→ **Exercise objective**
Below are entries. Pull out all lines containing "是矛盾角力的产物".

-- start Input records --

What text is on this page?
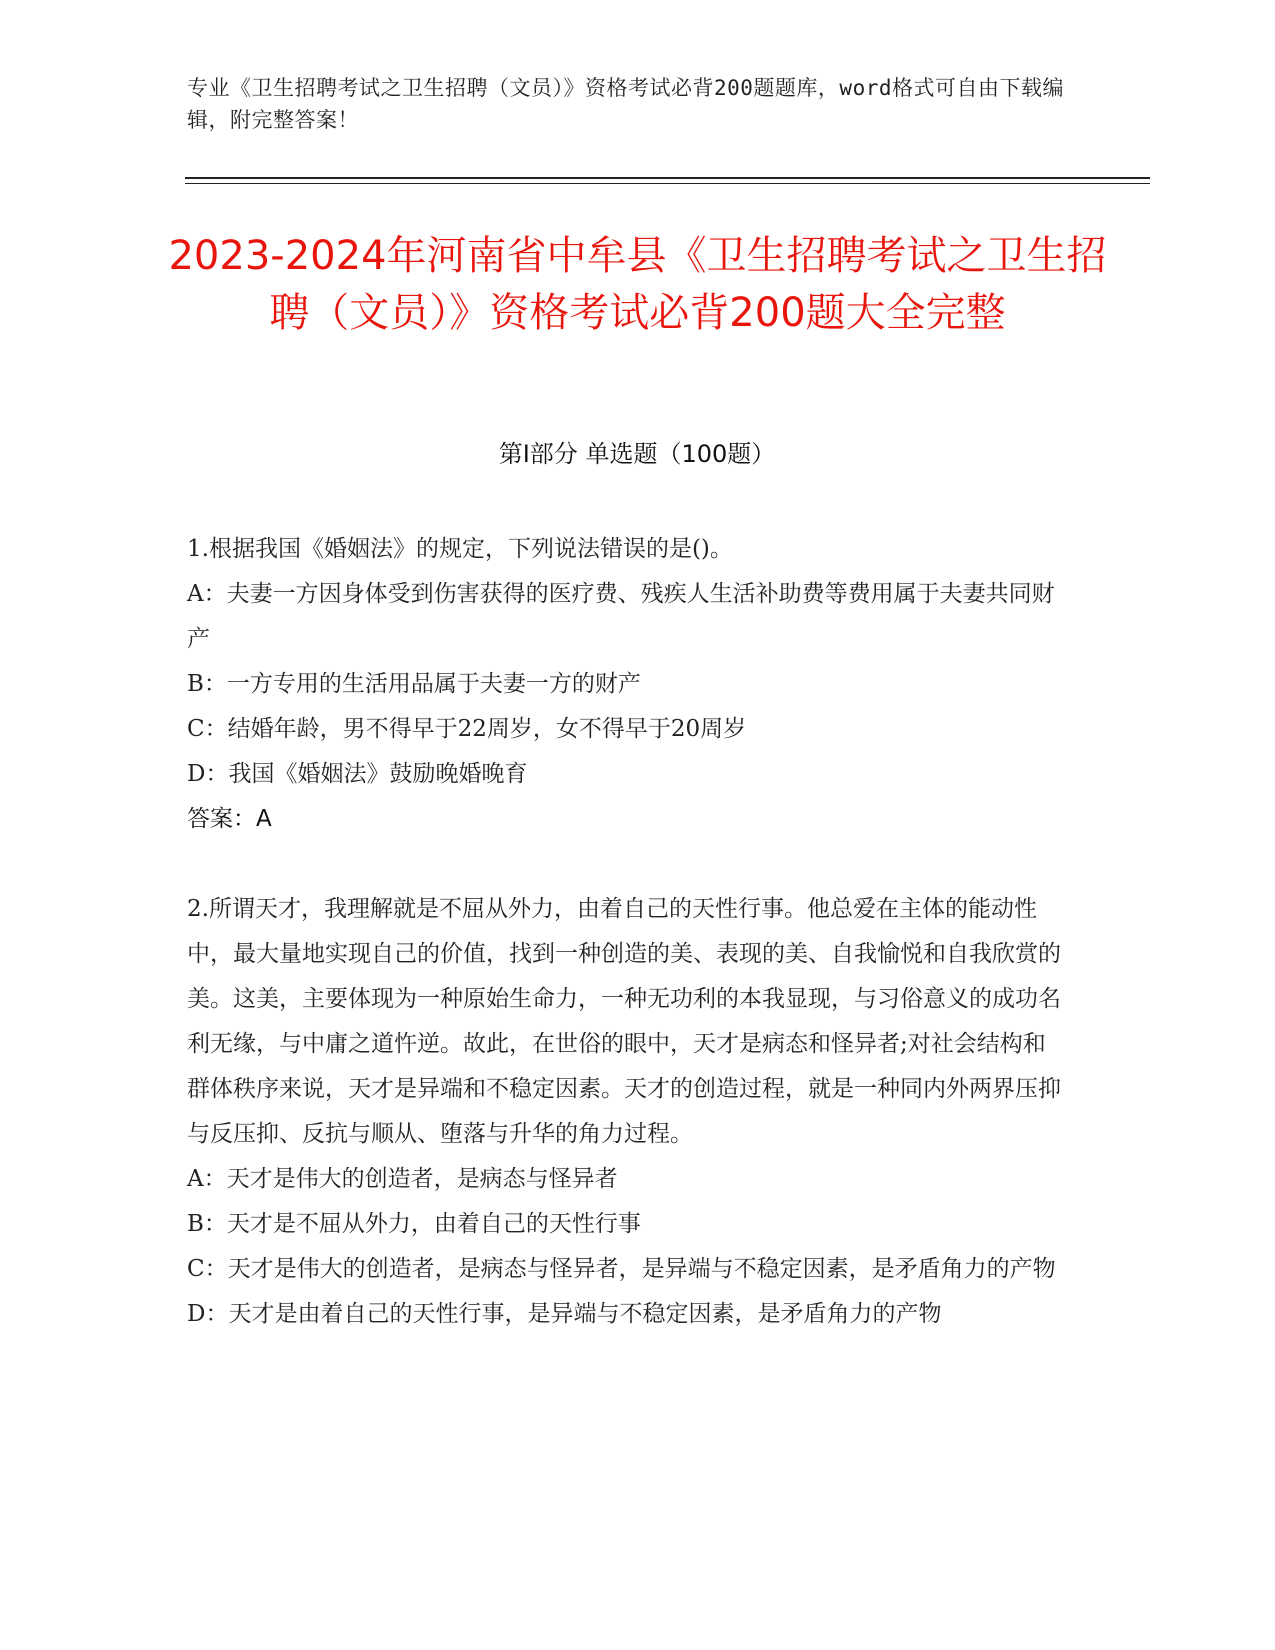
专业《卫生招聘考试之卫生招聘（文员）》资格考试必背200题题库，word格式可自由下载编辑，附完整答案！
2023-2024年河南省中牟县《卫生招聘考试之卫生招聘（文员）》资格考试必背200题大全完整
第Ⅰ部分 单选题（100题）

1.根据我国《婚姻法》的规定，下列说法错误的是()。

A：夫妻一方因身体受到伤害获得的医疗费、残疾人生活补助费等费用属于夫妻共同财产

B：一方专用的生活用品属于夫妻一方的财产

C：结婚年龄，男不得早于22周岁，女不得早于20周岁

D：我国《婚姻法》鼓励晚婚晚育

答案：A

2.所谓天才，我理解就是不屈从外力，由着自己的天性行事。他总爱在主体的能动性中，最大量地实现自己的价值，找到一种创造的美、表现的美、自我愉悦和自我欣赏的美。这美，主要体现为一种原始生命力，一种无功利的本我显现，与习俗意义的成功名利无缘，与中庸之道忤逆。故此，在世俗的眼中，天才是病态和怪异者;对社会结构和群体秩序来说，天才是异端和不稳定因素。天才的创造过程，就是一种同内外两界压抑与反压抑、反抗与顺从、堕落与升华的角力过程。

A：天才是伟大的创造者，是病态与怪异者

B：天才是不屈从外力，由着自己的天性行事

C：天才是伟大的创造者，是病态与怪异者，是异端与不稳定因素，是矛盾角力的产物

D：天才是由着自己的天性行事，是异端与不稳定因素，是矛盾角力的产物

-- end Input records --

→ **Full answer**
C：天才是伟大的创造者，是病态与怪异者，是异端与不稳定因素，是矛盾角力的产物
D：天才是由着自己的天性行事，是异端与不稳定因素，是矛盾角力的产物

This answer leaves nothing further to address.